* **WHAT TO PRODUCE**: Your task is to repeat the entries word for word while leaving out the pictures.

══ DATA SHOWN

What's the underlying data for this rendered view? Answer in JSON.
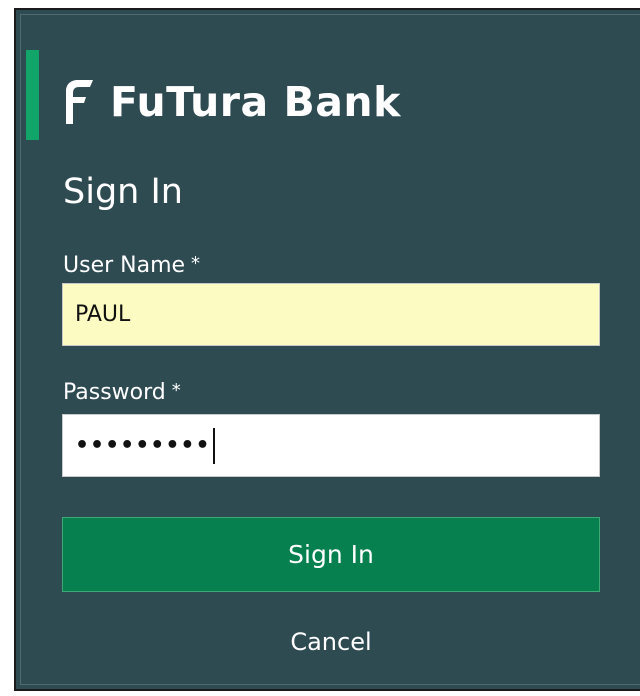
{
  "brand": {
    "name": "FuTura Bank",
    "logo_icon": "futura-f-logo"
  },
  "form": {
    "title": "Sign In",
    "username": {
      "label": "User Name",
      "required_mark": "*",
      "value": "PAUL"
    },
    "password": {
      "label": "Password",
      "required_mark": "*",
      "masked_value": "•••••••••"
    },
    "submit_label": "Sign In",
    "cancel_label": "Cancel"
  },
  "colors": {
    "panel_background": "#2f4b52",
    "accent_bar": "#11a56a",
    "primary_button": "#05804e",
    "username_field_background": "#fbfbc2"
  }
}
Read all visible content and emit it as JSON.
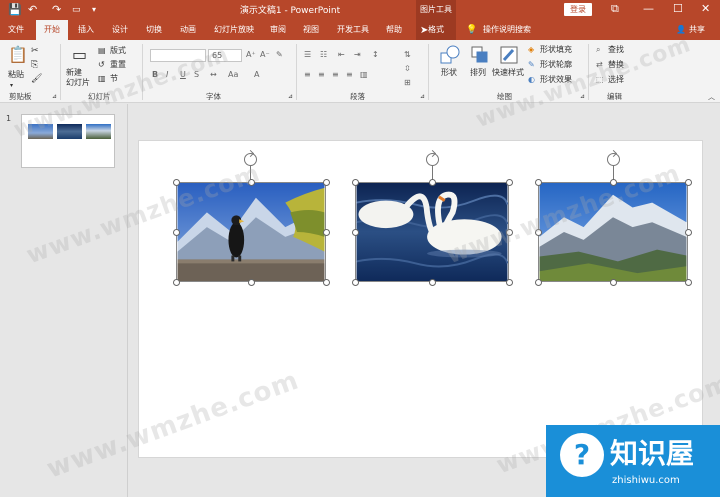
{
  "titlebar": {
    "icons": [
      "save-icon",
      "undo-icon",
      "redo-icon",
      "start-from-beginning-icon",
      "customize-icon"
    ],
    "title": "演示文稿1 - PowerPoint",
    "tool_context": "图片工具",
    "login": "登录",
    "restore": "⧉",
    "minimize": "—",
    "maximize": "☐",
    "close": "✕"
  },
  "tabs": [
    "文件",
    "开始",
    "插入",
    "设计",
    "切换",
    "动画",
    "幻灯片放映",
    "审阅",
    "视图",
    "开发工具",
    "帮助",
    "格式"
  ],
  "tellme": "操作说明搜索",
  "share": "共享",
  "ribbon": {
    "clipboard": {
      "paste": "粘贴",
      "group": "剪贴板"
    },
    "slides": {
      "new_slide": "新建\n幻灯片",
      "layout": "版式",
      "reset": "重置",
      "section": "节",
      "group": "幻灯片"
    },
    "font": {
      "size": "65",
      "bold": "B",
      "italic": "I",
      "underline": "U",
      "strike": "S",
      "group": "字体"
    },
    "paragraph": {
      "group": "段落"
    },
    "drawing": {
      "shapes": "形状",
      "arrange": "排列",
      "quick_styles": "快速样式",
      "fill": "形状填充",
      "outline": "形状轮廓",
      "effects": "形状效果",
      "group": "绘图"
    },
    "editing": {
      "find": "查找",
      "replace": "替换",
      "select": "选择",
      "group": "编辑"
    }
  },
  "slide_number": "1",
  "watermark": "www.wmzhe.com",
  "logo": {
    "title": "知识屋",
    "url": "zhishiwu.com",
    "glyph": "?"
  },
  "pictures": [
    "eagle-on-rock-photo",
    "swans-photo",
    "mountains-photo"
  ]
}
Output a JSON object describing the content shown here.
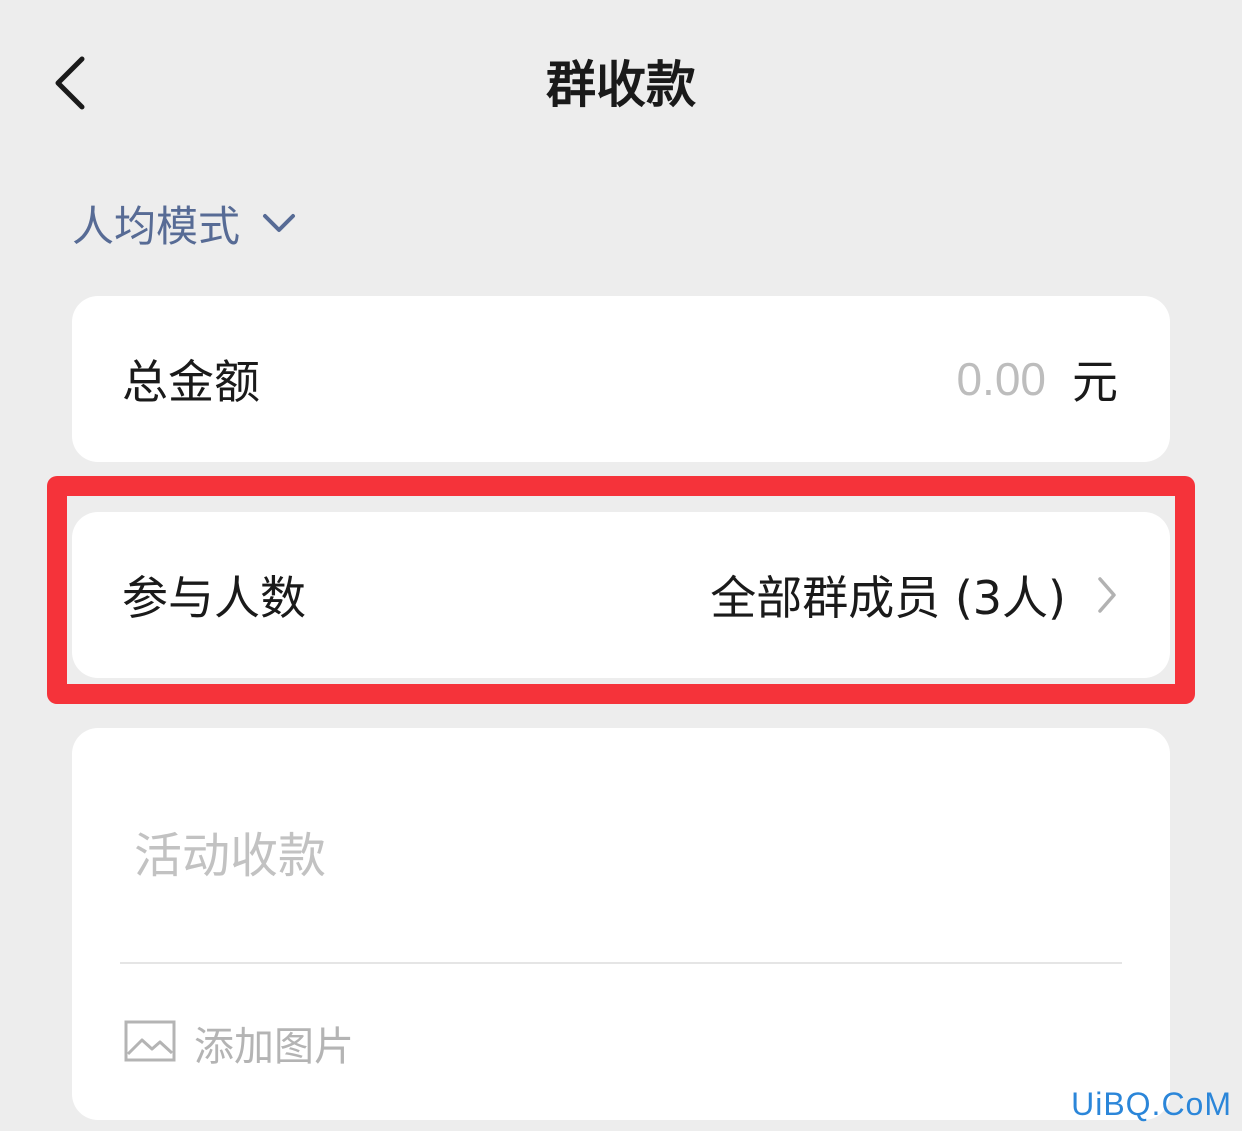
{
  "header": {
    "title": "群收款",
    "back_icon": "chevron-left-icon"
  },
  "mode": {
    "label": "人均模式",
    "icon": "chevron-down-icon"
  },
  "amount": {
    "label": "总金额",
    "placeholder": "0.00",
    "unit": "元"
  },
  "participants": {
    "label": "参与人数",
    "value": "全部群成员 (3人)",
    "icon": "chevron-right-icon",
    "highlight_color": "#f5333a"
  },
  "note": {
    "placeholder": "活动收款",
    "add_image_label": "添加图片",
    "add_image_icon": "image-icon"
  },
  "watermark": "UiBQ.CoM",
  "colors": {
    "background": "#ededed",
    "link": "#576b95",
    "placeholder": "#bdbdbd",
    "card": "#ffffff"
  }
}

════

* **SOLVED EXERCISE**:
What's the underlying data for this rendered view? Answer in JSON.
{
  "brand": {
    "name": "FuTura Bank",
    "logo_icon": "futura-f-logo"
  },
  "form": {
    "title": "Sign In",
    "username": {
      "label": "User Name",
      "required_mark": "*",
      "value": "PAUL"
    },
    "password": {
      "label": "Password",
      "required_mark": "*",
      "masked_value": "•••••••••"
    },
    "submit_label": "Sign In",
    "cancel_label": "Cancel"
  },
  "colors": {
    "panel_background": "#2f4b52",
    "accent_bar": "#11a56a",
    "primary_button": "#05804e",
    "username_field_background": "#fbfbc2"
  }
}
Read all visible content and emit it as JSON.
{
  "titlebar": {
    "icons": [
      "save-icon",
      "undo-icon",
      "redo-icon",
      "start-from-beginning-icon",
      "customize-icon"
    ],
    "title": "演示文稿1 - PowerPoint",
    "tool_context": "图片工具",
    "login": "登录",
    "restore": "⧉",
    "minimize": "—",
    "maximize": "☐",
    "close": "✕"
  },
  "tabs": [
    "文件",
    "开始",
    "插入",
    "设计",
    "切换",
    "动画",
    "幻灯片放映",
    "审阅",
    "视图",
    "开发工具",
    "帮助",
    "格式"
  ],
  "tellme": "操作说明搜索",
  "share": "共享",
  "ribbon": {
    "clipboard": {
      "paste": "粘贴",
      "group": "剪贴板"
    },
    "slides": {
      "new_slide": "新建\n幻灯片",
      "layout": "版式",
      "reset": "重置",
      "section": "节",
      "group": "幻灯片"
    },
    "font": {
      "size": "65",
      "bold": "B",
      "italic": "I",
      "underline": "U",
      "strike": "S",
      "group": "字体"
    },
    "paragraph": {
      "group": "段落"
    },
    "drawing": {
      "shapes": "形状",
      "arrange": "排列",
      "quick_styles": "快速样式",
      "fill": "形状填充",
      "outline": "形状轮廓",
      "effects": "形状效果",
      "group": "绘图"
    },
    "editing": {
      "find": "查找",
      "replace": "替换",
      "select": "选择",
      "group": "编辑"
    }
  },
  "slide_number": "1",
  "watermark": "www.wmzhe.com",
  "logo": {
    "title": "知识屋",
    "url": "zhishiwu.com",
    "glyph": "?"
  },
  "pictures": [
    "eagle-on-rock-photo",
    "swans-photo",
    "mountains-photo"
  ]
}
Output a JSON object describing the content shown here.
{
  "header": {
    "title": "群收款",
    "back_icon": "chevron-left-icon"
  },
  "mode": {
    "label": "人均模式",
    "icon": "chevron-down-icon"
  },
  "amount": {
    "label": "总金额",
    "placeholder": "0.00",
    "unit": "元"
  },
  "participants": {
    "label": "参与人数",
    "value": "全部群成员 (3人)",
    "icon": "chevron-right-icon",
    "highlight_color": "#f5333a"
  },
  "note": {
    "placeholder": "活动收款",
    "add_image_label": "添加图片",
    "add_image_icon": "image-icon"
  },
  "watermark": "UiBQ.CoM",
  "colors": {
    "background": "#ededed",
    "link": "#576b95",
    "placeholder": "#bdbdbd",
    "card": "#ffffff"
  }
}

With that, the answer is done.